◆ What is being asked:
Repeat the whole of the data, keeping every detail the same.

◆ Data for this exercise:
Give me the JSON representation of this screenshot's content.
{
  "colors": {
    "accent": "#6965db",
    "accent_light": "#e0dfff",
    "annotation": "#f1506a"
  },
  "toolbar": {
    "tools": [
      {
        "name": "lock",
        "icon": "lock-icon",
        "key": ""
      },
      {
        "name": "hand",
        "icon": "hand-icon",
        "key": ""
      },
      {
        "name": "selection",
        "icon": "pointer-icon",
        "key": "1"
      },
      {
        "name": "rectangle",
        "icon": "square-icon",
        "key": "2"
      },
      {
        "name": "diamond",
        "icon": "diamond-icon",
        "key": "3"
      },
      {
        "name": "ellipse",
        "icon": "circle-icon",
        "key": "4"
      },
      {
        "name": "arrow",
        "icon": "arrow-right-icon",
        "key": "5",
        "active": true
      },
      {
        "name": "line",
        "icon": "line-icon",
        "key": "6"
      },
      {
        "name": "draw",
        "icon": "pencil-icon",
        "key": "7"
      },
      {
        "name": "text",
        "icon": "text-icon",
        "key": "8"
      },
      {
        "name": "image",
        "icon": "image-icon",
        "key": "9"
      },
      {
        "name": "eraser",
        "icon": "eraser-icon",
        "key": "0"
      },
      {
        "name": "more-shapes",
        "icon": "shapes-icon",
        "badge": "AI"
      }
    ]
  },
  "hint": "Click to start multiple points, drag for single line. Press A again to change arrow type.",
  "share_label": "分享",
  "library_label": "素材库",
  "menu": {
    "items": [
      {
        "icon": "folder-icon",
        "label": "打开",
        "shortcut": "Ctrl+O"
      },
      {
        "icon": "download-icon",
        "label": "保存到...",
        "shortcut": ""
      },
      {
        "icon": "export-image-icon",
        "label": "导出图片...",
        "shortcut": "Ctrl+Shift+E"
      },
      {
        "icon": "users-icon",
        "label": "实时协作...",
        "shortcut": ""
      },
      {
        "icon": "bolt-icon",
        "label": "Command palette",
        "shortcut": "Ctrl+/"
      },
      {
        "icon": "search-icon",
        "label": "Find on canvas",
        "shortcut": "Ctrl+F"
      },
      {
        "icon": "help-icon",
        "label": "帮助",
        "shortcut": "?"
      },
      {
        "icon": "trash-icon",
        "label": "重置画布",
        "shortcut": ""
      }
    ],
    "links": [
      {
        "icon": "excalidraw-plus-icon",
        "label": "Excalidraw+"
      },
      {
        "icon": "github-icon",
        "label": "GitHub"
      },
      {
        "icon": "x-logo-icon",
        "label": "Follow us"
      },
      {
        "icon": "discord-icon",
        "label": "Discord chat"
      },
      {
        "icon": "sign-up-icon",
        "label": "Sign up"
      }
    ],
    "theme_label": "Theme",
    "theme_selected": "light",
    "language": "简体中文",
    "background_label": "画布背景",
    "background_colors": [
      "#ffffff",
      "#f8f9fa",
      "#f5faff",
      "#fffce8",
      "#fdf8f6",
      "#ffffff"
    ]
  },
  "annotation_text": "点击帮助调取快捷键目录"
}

◆ Reply:
Give me the JSON representation of this screenshot's content.
{
  "colors": {
    "accent": "#6965db",
    "accent_light": "#e0dfff",
    "annotation": "#f1506a"
  },
  "toolbar": {
    "tools": [
      {
        "name": "lock",
        "icon": "lock-icon",
        "key": ""
      },
      {
        "name": "hand",
        "icon": "hand-icon",
        "key": ""
      },
      {
        "name": "selection",
        "icon": "pointer-icon",
        "key": "1"
      },
      {
        "name": "rectangle",
        "icon": "square-icon",
        "key": "2"
      },
      {
        "name": "diamond",
        "icon": "diamond-icon",
        "key": "3"
      },
      {
        "name": "ellipse",
        "icon": "circle-icon",
        "key": "4"
      },
      {
        "name": "arrow",
        "icon": "arrow-right-icon",
        "key": "5",
        "active": true
      },
      {
        "name": "line",
        "icon": "line-icon",
        "key": "6"
      },
      {
        "name": "draw",
        "icon": "pencil-icon",
        "key": "7"
      },
      {
        "name": "text",
        "icon": "text-icon",
        "key": "8"
      },
      {
        "name": "image",
        "icon": "image-icon",
        "key": "9"
      },
      {
        "name": "eraser",
        "icon": "eraser-icon",
        "key": "0"
      },
      {
        "name": "more-shapes",
        "icon": "shapes-icon",
        "badge": "AI"
      }
    ]
  },
  "hint": "Click to start multiple points, drag for single line. Press A again to change arrow type.",
  "share_label": "分享",
  "library_label": "素材库",
  "menu": {
    "items": [
      {
        "icon": "folder-icon",
        "label": "打开",
        "shortcut": "Ctrl+O"
      },
      {
        "icon": "download-icon",
        "label": "保存到...",
        "shortcut": ""
      },
      {
        "icon": "export-image-icon",
        "label": "导出图片...",
        "shortcut": "Ctrl+Shift+E"
      },
      {
        "icon": "users-icon",
        "label": "实时协作...",
        "shortcut": ""
      },
      {
        "icon": "bolt-icon",
        "label": "Command palette",
        "shortcut": "Ctrl+/"
      },
      {
        "icon": "search-icon",
        "label": "Find on canvas",
        "shortcut": "Ctrl+F"
      },
      {
        "icon": "help-icon",
        "label": "帮助",
        "shortcut": "?"
      },
      {
        "icon": "trash-icon",
        "label": "重置画布",
        "shortcut": ""
      }
    ],
    "links": [
      {
        "icon": "excalidraw-plus-icon",
        "label": "Excalidraw+"
      },
      {
        "icon": "github-icon",
        "label": "GitHub"
      },
      {
        "icon": "x-logo-icon",
        "label": "Follow us"
      },
      {
        "icon": "discord-icon",
        "label": "Discord chat"
      },
      {
        "icon": "sign-up-icon",
        "label": "Sign up"
      }
    ],
    "theme_label": "Theme",
    "theme_selected": "light",
    "language": "简体中文",
    "background_label": "画布背景",
    "background_colors": [
      "#ffffff",
      "#f8f9fa",
      "#f5faff",
      "#fffce8",
      "#fdf8f6",
      "#ffffff"
    ]
  },
  "annotation_text": "点击帮助调取快捷键目录"
}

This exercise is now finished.